The records below must be output exactly, without pictures.

■ ■ ■ ■ ■

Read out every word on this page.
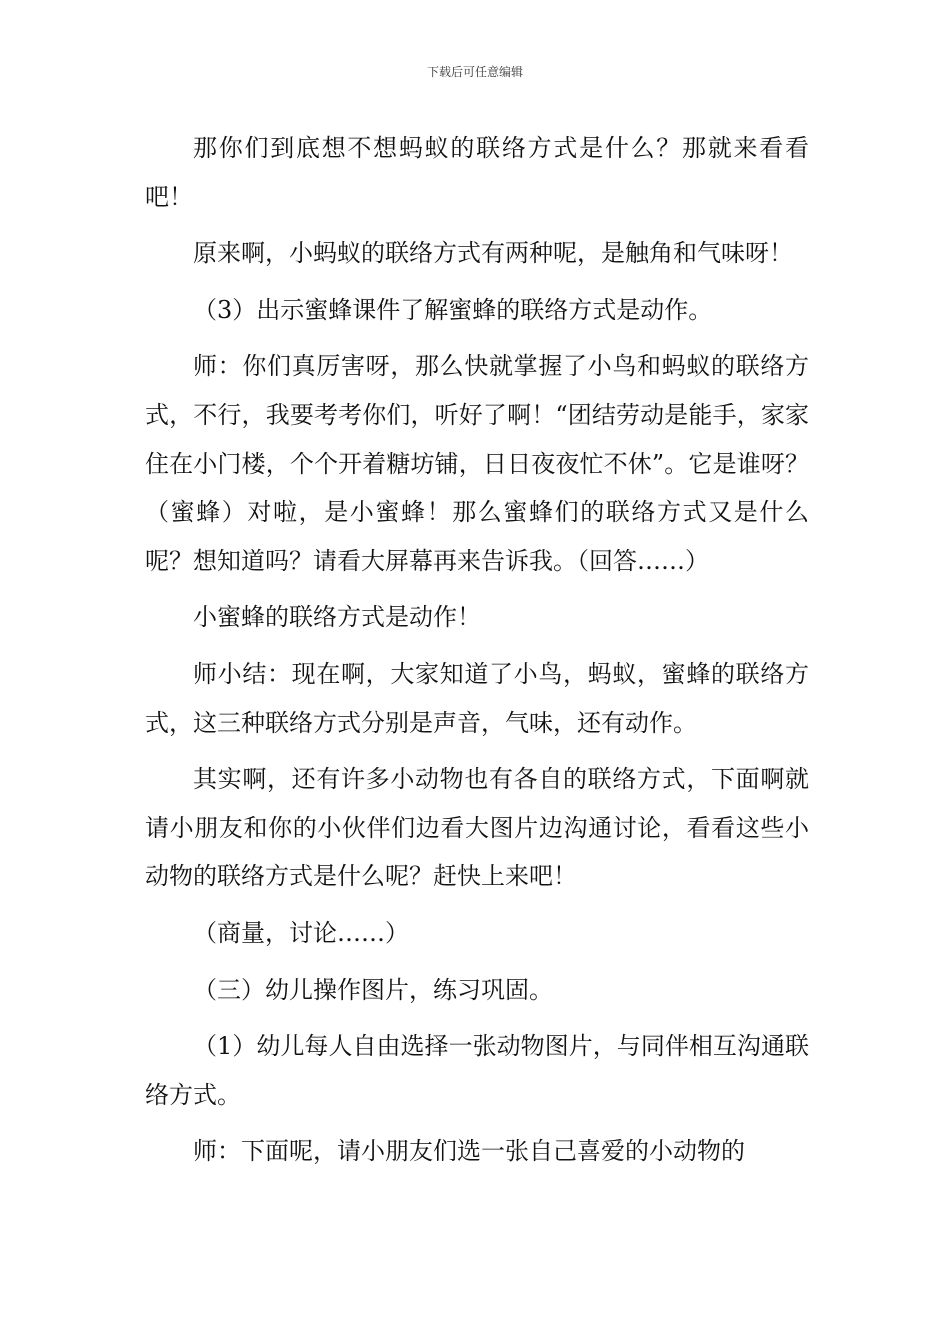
下载后可任意编辑

那你们到底想不想蚂蚁的联络方式是什么？那就来看看吧！

原来啊，小蚂蚁的联络方式有两种呢，是触角和气味呀！

（3）出示蜜蜂课件了解蜜蜂的联络方式是动作。

师：你们真厉害呀，那么快就掌握了小鸟和蚂蚁的联络方式，不行，我要考考你们，听好了啊！“团结劳动是能手，家家住在小门楼，个个开着糖坊铺，日日夜夜忙不休”。它是谁呀？（蜜蜂）对啦，是小蜜蜂！那么蜜蜂们的联络方式又是什么呢？想知道吗？请看大屏幕再来告诉我。（回答……）

小蜜蜂的联络方式是动作！

师小结：现在啊，大家知道了小鸟，蚂蚁，蜜蜂的联络方式，这三种联络方式分别是声音，气味，还有动作。

其实啊，还有许多小动物也有各自的联络方式，下面啊就请小朋友和你的小伙伴们边看大图片边沟通讨论，看看这些小动物的联络方式是什么呢？赶快上来吧！

（商量，讨论……）

（三）幼儿操作图片，练习巩固。

（1）幼儿每人自由选择一张动物图片，与同伴相互沟通联络方式。

师：下面呢，请小朋友们选一张自己喜爱的小动物的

■ ■ ■ ■ ■

• _Final result_
Read out every word on this page.
下载后可任意编辑

那你们到底想不想蚂蚁的联络方式是什么？那就来看看吧！

原来啊，小蚂蚁的联络方式有两种呢，是触角和气味呀！

（3）出示蜜蜂课件了解蜜蜂的联络方式是动作。

师：你们真厉害呀，那么快就掌握了小鸟和蚂蚁的联络方式，不行，我要考考你们，听好了啊！“团结劳动是能手，家家住在小门楼，个个开着糖坊铺，日日夜夜忙不休”。它是谁呀？（蜜蜂）对啦，是小蜜蜂！那么蜜蜂们的联络方式又是什么呢？想知道吗？请看大屏幕再来告诉我。（回答……）

小蜜蜂的联络方式是动作！

师小结：现在啊，大家知道了小鸟，蚂蚁，蜜蜂的联络方式，这三种联络方式分别是声音，气味，还有动作。

其实啊，还有许多小动物也有各自的联络方式，下面啊就请小朋友和你的小伙伴们边看大图片边沟通讨论，看看这些小动物的联络方式是什么呢？赶快上来吧！

（商量，讨论……）

（三）幼儿操作图片，练习巩固。

（1）幼儿每人自由选择一张动物图片，与同伴相互沟通联络方式。

师：下面呢，请小朋友们选一张自己喜爱的小动物的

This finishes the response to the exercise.